Short exercise:
Wherever the string "spectrum" occurs in a line of these records, report that line.

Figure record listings
▼▼▼

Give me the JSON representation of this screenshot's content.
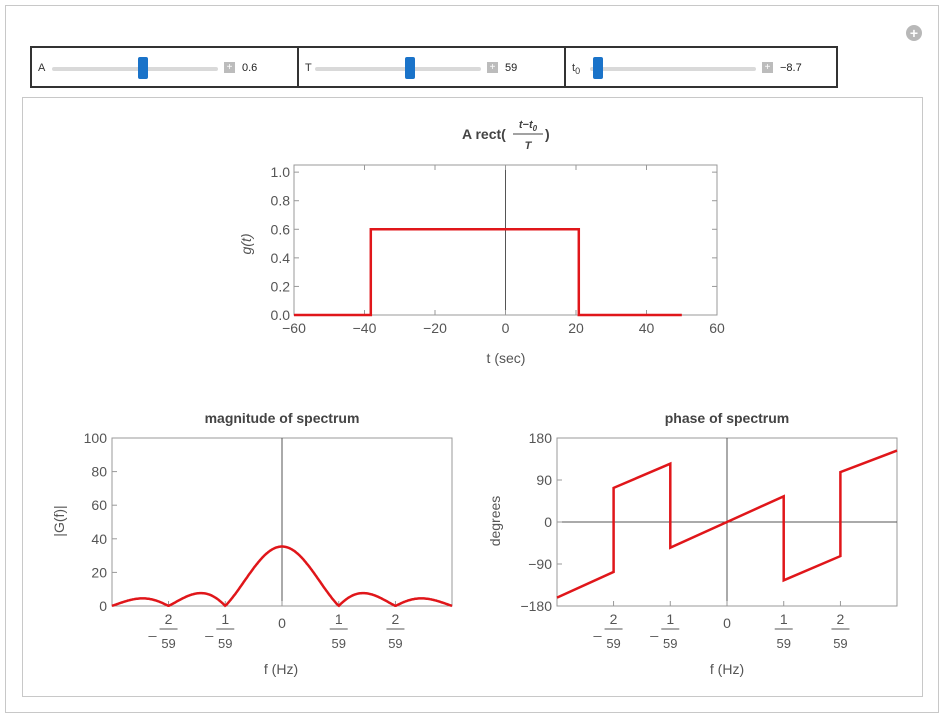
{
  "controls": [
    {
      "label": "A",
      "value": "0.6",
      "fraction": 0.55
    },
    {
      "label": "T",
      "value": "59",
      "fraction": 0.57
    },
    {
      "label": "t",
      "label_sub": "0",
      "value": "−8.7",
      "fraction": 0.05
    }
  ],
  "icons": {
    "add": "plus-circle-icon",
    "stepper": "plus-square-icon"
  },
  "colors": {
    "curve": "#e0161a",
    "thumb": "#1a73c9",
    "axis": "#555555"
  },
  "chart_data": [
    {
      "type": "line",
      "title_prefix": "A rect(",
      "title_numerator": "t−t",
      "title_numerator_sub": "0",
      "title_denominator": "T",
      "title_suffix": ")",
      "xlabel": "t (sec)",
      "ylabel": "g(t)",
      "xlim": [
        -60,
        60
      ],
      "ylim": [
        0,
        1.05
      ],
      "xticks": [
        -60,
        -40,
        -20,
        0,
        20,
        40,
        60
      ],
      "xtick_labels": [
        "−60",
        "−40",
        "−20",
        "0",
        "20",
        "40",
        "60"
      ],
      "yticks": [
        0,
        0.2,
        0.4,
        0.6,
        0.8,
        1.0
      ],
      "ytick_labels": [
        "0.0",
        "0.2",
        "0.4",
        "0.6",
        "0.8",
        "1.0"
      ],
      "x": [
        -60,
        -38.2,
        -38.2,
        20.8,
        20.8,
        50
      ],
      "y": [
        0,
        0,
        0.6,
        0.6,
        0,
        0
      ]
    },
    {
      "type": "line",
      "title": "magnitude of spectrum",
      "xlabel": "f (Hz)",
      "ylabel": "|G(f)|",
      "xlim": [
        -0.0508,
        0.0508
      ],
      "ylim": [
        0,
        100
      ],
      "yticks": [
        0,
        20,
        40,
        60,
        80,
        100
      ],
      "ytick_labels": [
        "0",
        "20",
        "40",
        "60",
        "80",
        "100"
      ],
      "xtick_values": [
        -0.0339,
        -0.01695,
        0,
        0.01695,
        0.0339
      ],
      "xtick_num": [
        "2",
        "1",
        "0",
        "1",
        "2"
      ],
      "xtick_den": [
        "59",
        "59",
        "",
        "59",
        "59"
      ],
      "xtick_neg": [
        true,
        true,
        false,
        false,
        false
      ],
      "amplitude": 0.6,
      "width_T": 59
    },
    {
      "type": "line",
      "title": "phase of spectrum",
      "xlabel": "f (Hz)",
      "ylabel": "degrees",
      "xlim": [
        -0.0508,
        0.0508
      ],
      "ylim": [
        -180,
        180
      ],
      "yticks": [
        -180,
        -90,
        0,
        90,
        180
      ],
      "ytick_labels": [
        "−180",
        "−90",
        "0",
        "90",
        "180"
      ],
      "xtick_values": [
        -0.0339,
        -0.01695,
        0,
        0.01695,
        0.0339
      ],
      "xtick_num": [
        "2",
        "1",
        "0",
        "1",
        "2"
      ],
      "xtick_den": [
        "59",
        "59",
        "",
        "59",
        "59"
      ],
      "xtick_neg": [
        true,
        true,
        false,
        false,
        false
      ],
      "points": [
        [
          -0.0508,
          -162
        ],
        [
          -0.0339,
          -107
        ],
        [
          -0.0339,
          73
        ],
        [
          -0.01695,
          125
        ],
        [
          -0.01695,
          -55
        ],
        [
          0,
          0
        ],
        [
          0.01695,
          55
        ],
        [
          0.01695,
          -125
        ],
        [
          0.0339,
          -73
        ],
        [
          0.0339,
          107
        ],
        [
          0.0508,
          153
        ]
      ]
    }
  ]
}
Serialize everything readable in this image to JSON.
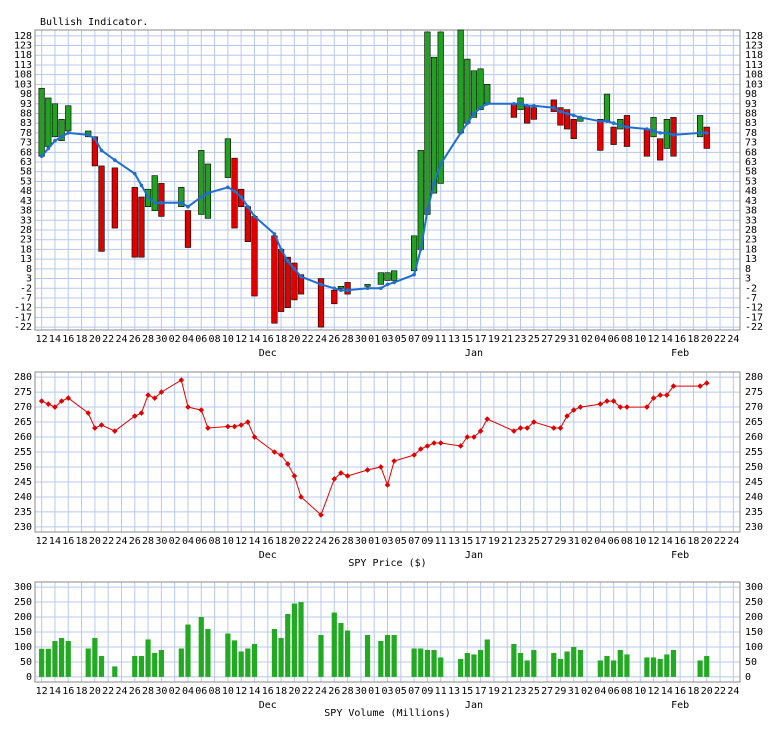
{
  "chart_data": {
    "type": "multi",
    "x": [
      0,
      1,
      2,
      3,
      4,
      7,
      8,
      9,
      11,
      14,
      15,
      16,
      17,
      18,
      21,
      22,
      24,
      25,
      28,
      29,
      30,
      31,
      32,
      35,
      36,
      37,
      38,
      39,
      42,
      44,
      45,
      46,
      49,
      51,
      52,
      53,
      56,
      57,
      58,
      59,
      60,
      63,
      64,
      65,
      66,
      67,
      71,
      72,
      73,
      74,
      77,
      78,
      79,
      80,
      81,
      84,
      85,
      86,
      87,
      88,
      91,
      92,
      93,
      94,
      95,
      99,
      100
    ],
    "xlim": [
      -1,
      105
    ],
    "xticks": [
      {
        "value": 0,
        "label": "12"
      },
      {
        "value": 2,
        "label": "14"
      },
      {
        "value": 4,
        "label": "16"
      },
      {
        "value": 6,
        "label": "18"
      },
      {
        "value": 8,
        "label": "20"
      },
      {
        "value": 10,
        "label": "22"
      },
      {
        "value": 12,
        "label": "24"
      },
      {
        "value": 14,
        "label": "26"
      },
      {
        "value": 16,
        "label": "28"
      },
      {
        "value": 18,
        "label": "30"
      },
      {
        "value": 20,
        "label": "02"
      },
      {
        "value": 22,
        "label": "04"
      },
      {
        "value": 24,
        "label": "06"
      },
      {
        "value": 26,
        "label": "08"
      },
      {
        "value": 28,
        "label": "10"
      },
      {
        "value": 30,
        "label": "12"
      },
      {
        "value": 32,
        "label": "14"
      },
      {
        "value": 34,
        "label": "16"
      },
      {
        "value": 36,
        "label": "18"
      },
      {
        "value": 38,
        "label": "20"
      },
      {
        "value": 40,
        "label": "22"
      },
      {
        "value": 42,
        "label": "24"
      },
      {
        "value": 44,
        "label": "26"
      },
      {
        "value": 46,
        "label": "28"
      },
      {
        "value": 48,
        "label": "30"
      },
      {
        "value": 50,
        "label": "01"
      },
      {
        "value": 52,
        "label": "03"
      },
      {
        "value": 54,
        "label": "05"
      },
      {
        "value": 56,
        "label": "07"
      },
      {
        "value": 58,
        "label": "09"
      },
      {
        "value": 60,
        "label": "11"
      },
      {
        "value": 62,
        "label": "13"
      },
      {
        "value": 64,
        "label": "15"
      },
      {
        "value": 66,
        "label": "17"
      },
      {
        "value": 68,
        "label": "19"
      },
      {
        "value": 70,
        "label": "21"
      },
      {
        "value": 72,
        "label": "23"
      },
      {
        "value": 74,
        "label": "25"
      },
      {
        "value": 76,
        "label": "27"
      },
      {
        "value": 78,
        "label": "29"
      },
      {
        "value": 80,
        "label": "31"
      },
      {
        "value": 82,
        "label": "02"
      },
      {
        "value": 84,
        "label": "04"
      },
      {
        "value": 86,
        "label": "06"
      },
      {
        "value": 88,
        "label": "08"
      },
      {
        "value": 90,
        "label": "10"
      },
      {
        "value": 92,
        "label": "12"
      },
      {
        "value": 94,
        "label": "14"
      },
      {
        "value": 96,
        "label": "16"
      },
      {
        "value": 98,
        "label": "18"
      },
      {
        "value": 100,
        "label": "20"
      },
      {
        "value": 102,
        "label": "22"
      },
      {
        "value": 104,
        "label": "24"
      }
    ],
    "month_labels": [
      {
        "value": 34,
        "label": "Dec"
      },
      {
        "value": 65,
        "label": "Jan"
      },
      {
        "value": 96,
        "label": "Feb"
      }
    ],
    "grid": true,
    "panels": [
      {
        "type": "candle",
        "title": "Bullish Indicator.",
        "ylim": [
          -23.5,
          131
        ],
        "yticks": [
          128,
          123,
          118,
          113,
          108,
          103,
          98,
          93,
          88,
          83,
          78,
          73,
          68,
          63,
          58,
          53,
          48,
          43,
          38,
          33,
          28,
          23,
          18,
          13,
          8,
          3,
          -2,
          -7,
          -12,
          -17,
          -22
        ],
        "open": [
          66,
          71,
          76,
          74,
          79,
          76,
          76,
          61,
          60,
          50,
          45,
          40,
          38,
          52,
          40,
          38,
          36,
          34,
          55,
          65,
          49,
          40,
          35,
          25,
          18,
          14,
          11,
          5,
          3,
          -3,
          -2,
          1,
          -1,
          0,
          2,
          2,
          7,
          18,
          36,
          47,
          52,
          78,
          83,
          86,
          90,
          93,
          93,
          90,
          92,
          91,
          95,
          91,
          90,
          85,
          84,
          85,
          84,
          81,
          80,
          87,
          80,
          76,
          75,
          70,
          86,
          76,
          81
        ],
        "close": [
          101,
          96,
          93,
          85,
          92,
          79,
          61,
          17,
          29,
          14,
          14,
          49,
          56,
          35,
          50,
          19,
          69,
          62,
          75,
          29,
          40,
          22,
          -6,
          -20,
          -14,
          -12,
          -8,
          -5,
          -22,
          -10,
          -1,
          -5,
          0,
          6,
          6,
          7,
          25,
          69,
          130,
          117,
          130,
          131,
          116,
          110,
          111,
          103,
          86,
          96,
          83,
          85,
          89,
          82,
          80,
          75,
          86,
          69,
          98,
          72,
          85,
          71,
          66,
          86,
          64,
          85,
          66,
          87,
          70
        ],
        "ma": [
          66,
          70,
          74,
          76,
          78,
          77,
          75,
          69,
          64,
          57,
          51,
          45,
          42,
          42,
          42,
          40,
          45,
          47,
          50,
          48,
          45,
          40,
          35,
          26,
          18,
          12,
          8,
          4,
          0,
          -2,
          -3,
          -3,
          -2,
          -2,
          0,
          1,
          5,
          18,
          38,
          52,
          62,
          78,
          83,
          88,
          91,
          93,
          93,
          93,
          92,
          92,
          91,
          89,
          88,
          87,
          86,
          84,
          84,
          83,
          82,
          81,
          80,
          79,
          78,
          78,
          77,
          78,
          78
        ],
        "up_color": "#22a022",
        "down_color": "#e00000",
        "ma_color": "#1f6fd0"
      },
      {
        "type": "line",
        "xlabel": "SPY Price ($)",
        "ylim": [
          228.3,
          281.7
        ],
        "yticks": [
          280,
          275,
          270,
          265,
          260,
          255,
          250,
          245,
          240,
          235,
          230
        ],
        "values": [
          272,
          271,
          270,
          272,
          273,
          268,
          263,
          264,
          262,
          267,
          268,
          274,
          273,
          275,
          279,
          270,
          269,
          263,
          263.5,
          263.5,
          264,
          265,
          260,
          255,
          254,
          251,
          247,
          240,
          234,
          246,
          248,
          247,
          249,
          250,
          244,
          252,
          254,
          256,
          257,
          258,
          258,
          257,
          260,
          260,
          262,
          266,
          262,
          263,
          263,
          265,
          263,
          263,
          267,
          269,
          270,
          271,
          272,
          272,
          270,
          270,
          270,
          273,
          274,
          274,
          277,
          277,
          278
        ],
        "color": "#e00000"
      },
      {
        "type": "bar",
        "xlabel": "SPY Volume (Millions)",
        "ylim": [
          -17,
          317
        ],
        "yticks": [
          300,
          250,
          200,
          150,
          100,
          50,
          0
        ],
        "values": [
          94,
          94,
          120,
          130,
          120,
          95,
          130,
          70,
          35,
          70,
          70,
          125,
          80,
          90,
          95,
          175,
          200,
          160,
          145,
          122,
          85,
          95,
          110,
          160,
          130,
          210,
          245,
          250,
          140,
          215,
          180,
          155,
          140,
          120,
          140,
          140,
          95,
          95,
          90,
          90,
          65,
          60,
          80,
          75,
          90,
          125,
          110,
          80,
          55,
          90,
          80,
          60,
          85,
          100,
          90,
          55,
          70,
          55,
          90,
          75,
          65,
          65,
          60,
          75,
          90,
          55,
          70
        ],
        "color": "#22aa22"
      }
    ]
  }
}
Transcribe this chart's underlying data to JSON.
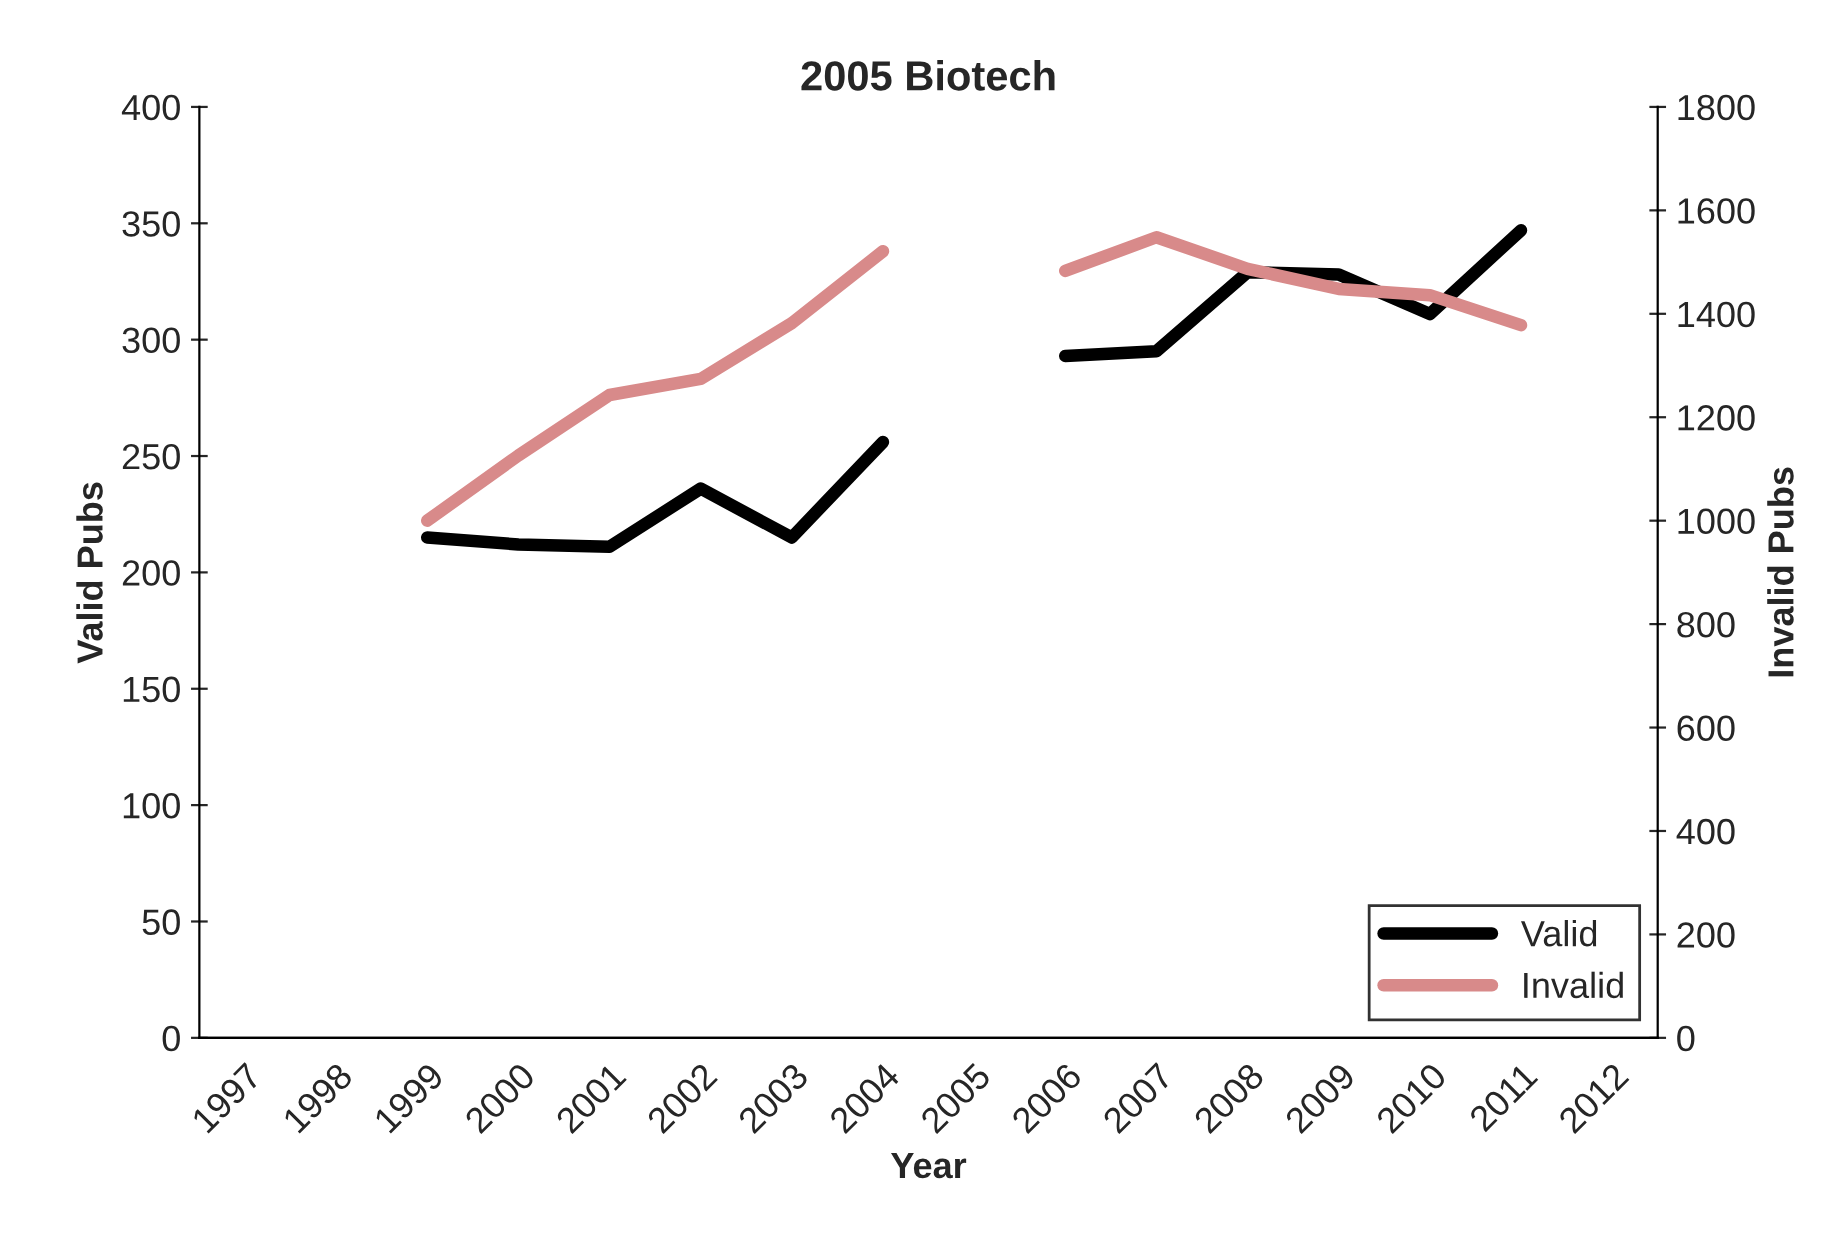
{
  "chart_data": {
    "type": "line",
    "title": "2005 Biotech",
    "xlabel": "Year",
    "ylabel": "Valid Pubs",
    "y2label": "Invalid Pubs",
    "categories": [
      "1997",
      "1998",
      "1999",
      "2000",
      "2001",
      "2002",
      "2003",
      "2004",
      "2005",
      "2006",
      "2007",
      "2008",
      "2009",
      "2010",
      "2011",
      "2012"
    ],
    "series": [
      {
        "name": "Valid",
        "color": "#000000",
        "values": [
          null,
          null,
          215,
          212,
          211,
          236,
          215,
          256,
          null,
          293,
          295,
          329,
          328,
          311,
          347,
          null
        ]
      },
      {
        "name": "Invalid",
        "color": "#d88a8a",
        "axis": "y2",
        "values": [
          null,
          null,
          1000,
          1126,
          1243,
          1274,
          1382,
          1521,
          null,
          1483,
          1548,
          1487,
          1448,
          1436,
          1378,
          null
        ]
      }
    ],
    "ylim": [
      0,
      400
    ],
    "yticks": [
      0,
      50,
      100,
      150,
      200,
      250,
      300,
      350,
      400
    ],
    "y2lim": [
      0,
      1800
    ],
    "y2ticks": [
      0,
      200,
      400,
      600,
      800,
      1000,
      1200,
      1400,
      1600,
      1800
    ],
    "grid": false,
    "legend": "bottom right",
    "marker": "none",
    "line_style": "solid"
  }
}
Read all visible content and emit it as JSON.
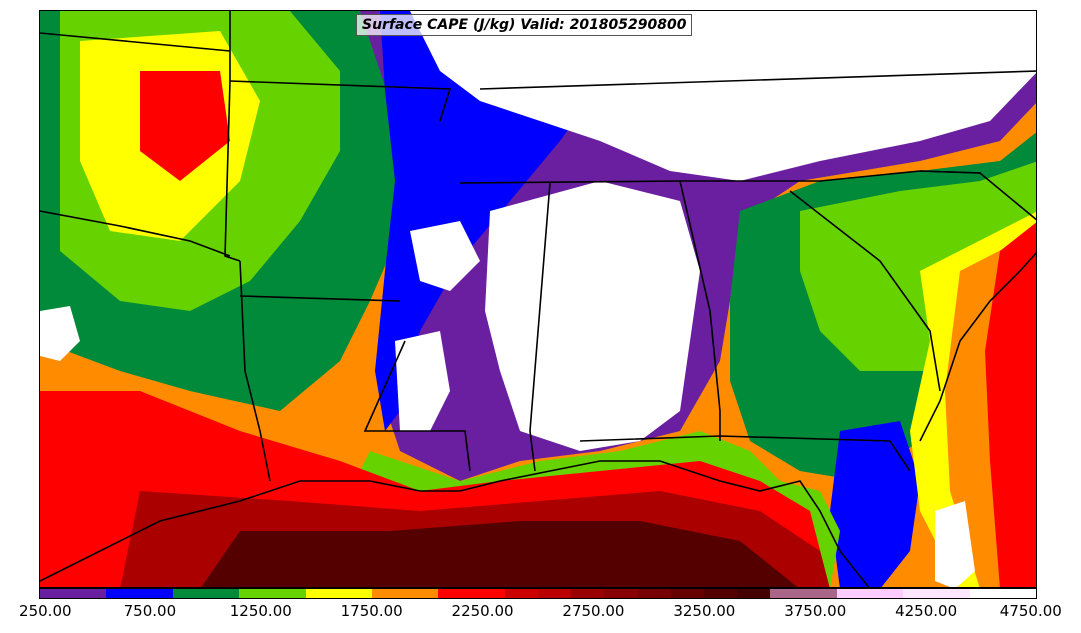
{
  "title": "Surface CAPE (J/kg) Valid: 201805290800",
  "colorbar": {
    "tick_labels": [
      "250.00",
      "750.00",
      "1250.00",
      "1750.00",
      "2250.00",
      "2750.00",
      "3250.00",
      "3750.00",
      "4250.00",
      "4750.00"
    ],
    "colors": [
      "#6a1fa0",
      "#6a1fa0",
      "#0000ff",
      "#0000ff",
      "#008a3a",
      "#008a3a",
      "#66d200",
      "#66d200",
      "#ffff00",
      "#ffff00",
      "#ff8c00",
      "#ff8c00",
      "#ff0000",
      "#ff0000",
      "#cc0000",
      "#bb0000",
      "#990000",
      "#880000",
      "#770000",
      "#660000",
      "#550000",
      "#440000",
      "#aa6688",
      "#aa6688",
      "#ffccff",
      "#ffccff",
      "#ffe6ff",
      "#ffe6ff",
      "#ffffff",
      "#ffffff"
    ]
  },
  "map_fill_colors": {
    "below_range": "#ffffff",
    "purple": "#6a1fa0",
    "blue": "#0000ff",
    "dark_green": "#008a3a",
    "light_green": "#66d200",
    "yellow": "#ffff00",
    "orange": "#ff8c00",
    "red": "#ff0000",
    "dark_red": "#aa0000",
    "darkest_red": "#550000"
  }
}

▲▲▲

Response to the exercise:
      "title": "magnitude of spectrum",
      "title": "phase of spectrum",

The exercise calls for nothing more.